> **Records provided**:
★ ★ ★
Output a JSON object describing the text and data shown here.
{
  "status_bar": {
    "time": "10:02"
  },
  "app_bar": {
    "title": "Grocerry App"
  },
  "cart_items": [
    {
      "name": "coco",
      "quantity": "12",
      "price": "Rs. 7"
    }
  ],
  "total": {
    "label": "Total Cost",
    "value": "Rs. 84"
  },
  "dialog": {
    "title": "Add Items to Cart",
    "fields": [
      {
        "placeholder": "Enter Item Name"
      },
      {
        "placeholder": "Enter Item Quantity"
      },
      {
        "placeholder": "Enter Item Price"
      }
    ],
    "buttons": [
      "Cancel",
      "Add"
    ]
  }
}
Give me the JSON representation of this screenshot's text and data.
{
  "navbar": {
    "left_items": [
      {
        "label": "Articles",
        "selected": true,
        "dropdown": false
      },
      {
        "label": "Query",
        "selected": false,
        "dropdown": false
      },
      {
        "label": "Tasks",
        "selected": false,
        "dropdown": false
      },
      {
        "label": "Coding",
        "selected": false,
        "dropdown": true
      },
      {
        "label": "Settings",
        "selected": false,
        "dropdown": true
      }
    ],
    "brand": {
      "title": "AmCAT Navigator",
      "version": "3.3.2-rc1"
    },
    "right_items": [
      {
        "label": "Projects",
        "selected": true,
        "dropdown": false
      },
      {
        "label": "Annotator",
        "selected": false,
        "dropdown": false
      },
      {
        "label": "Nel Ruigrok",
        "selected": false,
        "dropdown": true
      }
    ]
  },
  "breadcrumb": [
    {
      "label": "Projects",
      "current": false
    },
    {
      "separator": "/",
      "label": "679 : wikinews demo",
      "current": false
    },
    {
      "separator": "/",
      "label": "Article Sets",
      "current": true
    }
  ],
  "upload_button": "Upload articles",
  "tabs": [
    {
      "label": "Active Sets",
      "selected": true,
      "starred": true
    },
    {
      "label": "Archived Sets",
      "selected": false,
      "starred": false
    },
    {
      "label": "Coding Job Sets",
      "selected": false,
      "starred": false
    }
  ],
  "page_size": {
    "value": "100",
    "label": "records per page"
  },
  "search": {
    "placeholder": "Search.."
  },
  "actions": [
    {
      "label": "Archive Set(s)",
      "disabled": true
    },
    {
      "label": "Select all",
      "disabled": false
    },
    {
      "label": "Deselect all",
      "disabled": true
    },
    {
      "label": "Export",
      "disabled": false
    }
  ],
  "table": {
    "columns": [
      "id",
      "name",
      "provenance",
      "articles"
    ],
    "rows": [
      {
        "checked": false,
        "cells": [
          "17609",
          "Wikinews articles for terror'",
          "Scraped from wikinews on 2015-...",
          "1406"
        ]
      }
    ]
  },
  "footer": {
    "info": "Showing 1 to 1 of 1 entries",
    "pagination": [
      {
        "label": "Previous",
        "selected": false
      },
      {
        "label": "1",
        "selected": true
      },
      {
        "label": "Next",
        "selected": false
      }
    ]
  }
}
★ ★ ★
> **Task prompt**: Copy out every entry again, exactly as it was given.

> **Output**:
Output a JSON object describing the text and data shown here.
{
  "status_bar": {
    "time": "10:02"
  },
  "app_bar": {
    "title": "Grocerry App"
  },
  "cart_items": [
    {
      "name": "coco",
      "quantity": "12",
      "price": "Rs. 7"
    }
  ],
  "total": {
    "label": "Total Cost",
    "value": "Rs. 84"
  },
  "dialog": {
    "title": "Add Items to Cart",
    "fields": [
      {
        "placeholder": "Enter Item Name"
      },
      {
        "placeholder": "Enter Item Quantity"
      },
      {
        "placeholder": "Enter Item Price"
      }
    ],
    "buttons": [
      "Cancel",
      "Add"
    ]
  }
}
Give me the JSON representation of this screenshot's text and data.
{
  "navbar": {
    "left_items": [
      {
        "label": "Articles",
        "selected": true,
        "dropdown": false
      },
      {
        "label": "Query",
        "selected": false,
        "dropdown": false
      },
      {
        "label": "Tasks",
        "selected": false,
        "dropdown": false
      },
      {
        "label": "Coding",
        "selected": false,
        "dropdown": true
      },
      {
        "label": "Settings",
        "selected": false,
        "dropdown": true
      }
    ],
    "brand": {
      "title": "AmCAT Navigator",
      "version": "3.3.2-rc1"
    },
    "right_items": [
      {
        "label": "Projects",
        "selected": true,
        "dropdown": false
      },
      {
        "label": "Annotator",
        "selected": false,
        "dropdown": false
      },
      {
        "label": "Nel Ruigrok",
        "selected": false,
        "dropdown": true
      }
    ]
  },
  "breadcrumb": [
    {
      "label": "Projects",
      "current": false
    },
    {
      "separator": "/",
      "label": "679 : wikinews demo",
      "current": false
    },
    {
      "separator": "/",
      "label": "Article Sets",
      "current": true
    }
  ],
  "upload_button": "Upload articles",
  "tabs": [
    {
      "label": "Active Sets",
      "selected": true,
      "starred": true
    },
    {
      "label": "Archived Sets",
      "selected": false,
      "starred": false
    },
    {
      "label": "Coding Job Sets",
      "selected": false,
      "starred": false
    }
  ],
  "page_size": {
    "value": "100",
    "label": "records per page"
  },
  "search": {
    "placeholder": "Search.."
  },
  "actions": [
    {
      "label": "Archive Set(s)",
      "disabled": true
    },
    {
      "label": "Select all",
      "disabled": false
    },
    {
      "label": "Deselect all",
      "disabled": true
    },
    {
      "label": "Export",
      "disabled": false
    }
  ],
  "table": {
    "columns": [
      "id",
      "name",
      "provenance",
      "articles"
    ],
    "rows": [
      {
        "checked": false,
        "cells": [
          "17609",
          "Wikinews articles for terror'",
          "Scraped from wikinews on 2015-...",
          "1406"
        ]
      }
    ]
  },
  "footer": {
    "info": "Showing 1 to 1 of 1 entries",
    "pagination": [
      {
        "label": "Previous",
        "selected": false
      },
      {
        "label": "1",
        "selected": true
      },
      {
        "label": "Next",
        "selected": false
      }
    ]
  }
}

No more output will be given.